Stored data:
★ ★ ★ ★ ★

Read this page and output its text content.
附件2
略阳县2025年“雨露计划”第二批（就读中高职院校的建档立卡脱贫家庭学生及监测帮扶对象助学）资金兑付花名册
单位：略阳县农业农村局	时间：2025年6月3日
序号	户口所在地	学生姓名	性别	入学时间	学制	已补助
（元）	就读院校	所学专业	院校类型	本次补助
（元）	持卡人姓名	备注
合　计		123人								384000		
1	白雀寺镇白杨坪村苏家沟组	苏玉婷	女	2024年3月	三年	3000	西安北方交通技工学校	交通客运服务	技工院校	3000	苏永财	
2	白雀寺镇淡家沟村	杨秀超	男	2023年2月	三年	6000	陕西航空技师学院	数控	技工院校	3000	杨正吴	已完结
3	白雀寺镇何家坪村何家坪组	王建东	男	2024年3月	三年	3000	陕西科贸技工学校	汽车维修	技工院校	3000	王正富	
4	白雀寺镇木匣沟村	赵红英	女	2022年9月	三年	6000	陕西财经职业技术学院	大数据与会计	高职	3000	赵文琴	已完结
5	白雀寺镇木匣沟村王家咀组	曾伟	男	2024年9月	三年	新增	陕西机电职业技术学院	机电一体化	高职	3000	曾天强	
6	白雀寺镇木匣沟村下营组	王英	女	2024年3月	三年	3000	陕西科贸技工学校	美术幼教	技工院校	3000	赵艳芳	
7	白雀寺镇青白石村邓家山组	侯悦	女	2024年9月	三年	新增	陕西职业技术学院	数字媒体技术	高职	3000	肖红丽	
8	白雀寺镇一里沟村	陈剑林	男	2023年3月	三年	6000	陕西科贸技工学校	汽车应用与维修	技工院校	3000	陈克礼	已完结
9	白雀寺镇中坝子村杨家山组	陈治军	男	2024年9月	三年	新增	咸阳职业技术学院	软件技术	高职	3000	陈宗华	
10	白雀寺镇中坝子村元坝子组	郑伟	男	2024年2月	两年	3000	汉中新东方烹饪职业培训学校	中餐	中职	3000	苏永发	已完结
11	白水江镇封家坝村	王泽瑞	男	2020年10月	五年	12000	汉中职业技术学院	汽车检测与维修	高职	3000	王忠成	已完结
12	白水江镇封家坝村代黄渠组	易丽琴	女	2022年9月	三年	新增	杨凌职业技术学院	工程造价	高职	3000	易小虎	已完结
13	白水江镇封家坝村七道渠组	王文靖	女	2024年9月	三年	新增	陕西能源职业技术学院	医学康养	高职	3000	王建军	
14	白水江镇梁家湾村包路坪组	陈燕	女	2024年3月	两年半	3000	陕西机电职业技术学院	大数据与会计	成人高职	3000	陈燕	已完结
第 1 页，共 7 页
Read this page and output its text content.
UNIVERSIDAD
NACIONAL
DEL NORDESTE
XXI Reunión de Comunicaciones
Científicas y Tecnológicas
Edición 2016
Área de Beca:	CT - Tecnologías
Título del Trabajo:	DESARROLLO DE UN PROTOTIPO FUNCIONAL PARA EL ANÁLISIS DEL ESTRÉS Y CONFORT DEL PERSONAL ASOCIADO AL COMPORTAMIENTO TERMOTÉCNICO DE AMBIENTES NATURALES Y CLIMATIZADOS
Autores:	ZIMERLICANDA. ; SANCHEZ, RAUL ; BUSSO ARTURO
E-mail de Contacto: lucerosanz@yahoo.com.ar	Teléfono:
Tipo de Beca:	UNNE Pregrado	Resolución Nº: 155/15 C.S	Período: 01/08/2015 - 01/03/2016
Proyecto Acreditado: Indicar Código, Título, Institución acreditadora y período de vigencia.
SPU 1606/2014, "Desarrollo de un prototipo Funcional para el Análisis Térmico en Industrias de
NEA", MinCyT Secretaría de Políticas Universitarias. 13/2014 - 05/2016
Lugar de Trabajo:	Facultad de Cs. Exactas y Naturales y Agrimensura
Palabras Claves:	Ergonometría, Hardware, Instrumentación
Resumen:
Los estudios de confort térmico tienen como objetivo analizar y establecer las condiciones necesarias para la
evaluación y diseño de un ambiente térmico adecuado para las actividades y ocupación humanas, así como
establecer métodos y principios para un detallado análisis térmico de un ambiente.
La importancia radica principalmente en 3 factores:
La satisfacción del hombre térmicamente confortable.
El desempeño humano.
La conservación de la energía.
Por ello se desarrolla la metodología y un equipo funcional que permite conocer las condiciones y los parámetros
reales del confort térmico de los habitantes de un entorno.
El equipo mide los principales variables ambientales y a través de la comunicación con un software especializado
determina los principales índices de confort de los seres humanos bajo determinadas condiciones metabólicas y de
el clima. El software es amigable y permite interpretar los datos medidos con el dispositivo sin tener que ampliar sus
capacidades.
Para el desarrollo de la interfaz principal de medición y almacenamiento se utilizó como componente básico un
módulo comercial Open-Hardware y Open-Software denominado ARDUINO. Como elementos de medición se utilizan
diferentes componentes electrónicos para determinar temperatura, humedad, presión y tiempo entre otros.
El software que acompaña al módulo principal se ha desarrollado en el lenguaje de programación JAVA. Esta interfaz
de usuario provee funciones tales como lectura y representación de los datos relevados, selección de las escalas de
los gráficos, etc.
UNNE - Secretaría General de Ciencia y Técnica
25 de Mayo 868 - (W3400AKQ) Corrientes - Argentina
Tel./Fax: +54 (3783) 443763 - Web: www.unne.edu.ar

★ ★ ★ ★ ★

Aim: Set down every line of the listing above again, exactly as given.

Correct answer:
Read this page and output its text content.
附件2
略阳县2025年“雨露计划”第二批（就读中高职院校的建档立卡脱贫家庭学生及监测帮扶对象助学）资金兑付花名册
单位：略阳县农业农村局	时间：2025年6月3日
序号	户口所在地	学生姓名	性别	入学时间	学制	已补助
（元）	就读院校	所学专业	院校类型	本次补助
（元）	持卡人姓名	备注
合　计		123人								384000		
1	白雀寺镇白杨坪村苏家沟组	苏玉婷	女	2024年3月	三年	3000	西安北方交通技工学校	交通客运服务	技工院校	3000	苏永财	
2	白雀寺镇淡家沟村	杨秀超	男	2023年2月	三年	6000	陕西航空技师学院	数控	技工院校	3000	杨正吴	已完结
3	白雀寺镇何家坪村何家坪组	王建东	男	2024年3月	三年	3000	陕西科贸技工学校	汽车维修	技工院校	3000	王正富	
4	白雀寺镇木匣沟村	赵红英	女	2022年9月	三年	6000	陕西财经职业技术学院	大数据与会计	高职	3000	赵文琴	已完结
5	白雀寺镇木匣沟村王家咀组	曾伟	男	2024年9月	三年	新增	陕西机电职业技术学院	机电一体化	高职	3000	曾天强	
6	白雀寺镇木匣沟村下营组	王英	女	2024年3月	三年	3000	陕西科贸技工学校	美术幼教	技工院校	3000	赵艳芳	
7	白雀寺镇青白石村邓家山组	侯悦	女	2024年9月	三年	新增	陕西职业技术学院	数字媒体技术	高职	3000	肖红丽	
8	白雀寺镇一里沟村	陈剑林	男	2023年3月	三年	6000	陕西科贸技工学校	汽车应用与维修	技工院校	3000	陈克礼	已完结
9	白雀寺镇中坝子村杨家山组	陈治军	男	2024年9月	三年	新增	咸阳职业技术学院	软件技术	高职	3000	陈宗华	
10	白雀寺镇中坝子村元坝子组	郑伟	男	2024年2月	两年	3000	汉中新东方烹饪职业培训学校	中餐	中职	3000	苏永发	已完结
11	白水江镇封家坝村	王泽瑞	男	2020年10月	五年	12000	汉中职业技术学院	汽车检测与维修	高职	3000	王忠成	已完结
12	白水江镇封家坝村代黄渠组	易丽琴	女	2022年9月	三年	新增	杨凌职业技术学院	工程造价	高职	3000	易小虎	已完结
13	白水江镇封家坝村七道渠组	王文靖	女	2024年9月	三年	新增	陕西能源职业技术学院	医学康养	高职	3000	王建军	
14	白水江镇梁家湾村包路坪组	陈燕	女	2024年3月	两年半	3000	陕西机电职业技术学院	大数据与会计	成人高职	3000	陈燕	已完结
第 1 页，共 7 页
Read this page and output its text content.
UNIVERSIDAD
NACIONAL
DEL NORDESTE
XXI Reunión de Comunicaciones
Científicas y Tecnológicas
Edición 2016
Área de Beca:	CT - Tecnologías
Título del Trabajo:	DESARROLLO DE UN PROTOTIPO FUNCIONAL PARA EL ANÁLISIS DEL ESTRÉS Y CONFORT DEL PERSONAL ASOCIADO AL COMPORTAMIENTO TERMOTÉCNICO DE AMBIENTES NATURALES Y CLIMATIZADOS
Autores:	ZIMERLICANDA. ; SANCHEZ, RAUL ; BUSSO ARTURO
E-mail de Contacto: lucerosanz@yahoo.com.ar	Teléfono:
Tipo de Beca:	UNNE Pregrado	Resolución Nº: 155/15 C.S	Período: 01/08/2015 - 01/03/2016
Proyecto Acreditado: Indicar Código, Título, Institución acreditadora y período de vigencia.
SPU 1606/2014, "Desarrollo de un prototipo Funcional para el Análisis Térmico en Industrias de
NEA", MinCyT Secretaría de Políticas Universitarias. 13/2014 - 05/2016
Lugar de Trabajo:	Facultad de Cs. Exactas y Naturales y Agrimensura
Palabras Claves:	Ergonometría, Hardware, Instrumentación
Resumen:
Los estudios de confort térmico tienen como objetivo analizar y establecer las condiciones necesarias para la
evaluación y diseño de un ambiente térmico adecuado para las actividades y ocupación humanas, así como
establecer métodos y principios para un detallado análisis térmico de un ambiente.
La importancia radica principalmente en 3 factores:
La satisfacción del hombre térmicamente confortable.
El desempeño humano.
La conservación de la energía.
Por ello se desarrolla la metodología y un equipo funcional que permite conocer las condiciones y los parámetros
reales del confort térmico de los habitantes de un entorno.
El equipo mide los principales variables ambientales y a través de la comunicación con un software especializado
determina los principales índices de confort de los seres humanos bajo determinadas condiciones metabólicas y de
el clima. El software es amigable y permite interpretar los datos medidos con el dispositivo sin tener que ampliar sus
capacidades.
Para el desarrollo de la interfaz principal de medición y almacenamiento se utilizó como componente básico un
módulo comercial Open-Hardware y Open-Software denominado ARDUINO. Como elementos de medición se utilizan
diferentes componentes electrónicos para determinar temperatura, humedad, presión y tiempo entre otros.
El software que acompaña al módulo principal se ha desarrollado en el lenguaje de programación JAVA. Esta interfaz
de usuario provee funciones tales como lectura y representación de los datos relevados, selección de las escalas de
los gráficos, etc.
UNNE - Secretaría General de Ciencia y Técnica
25 de Mayo 868 - (W3400AKQ) Corrientes - Argentina
Tel./Fax: +54 (3783) 443763 - Web: www.unne.edu.ar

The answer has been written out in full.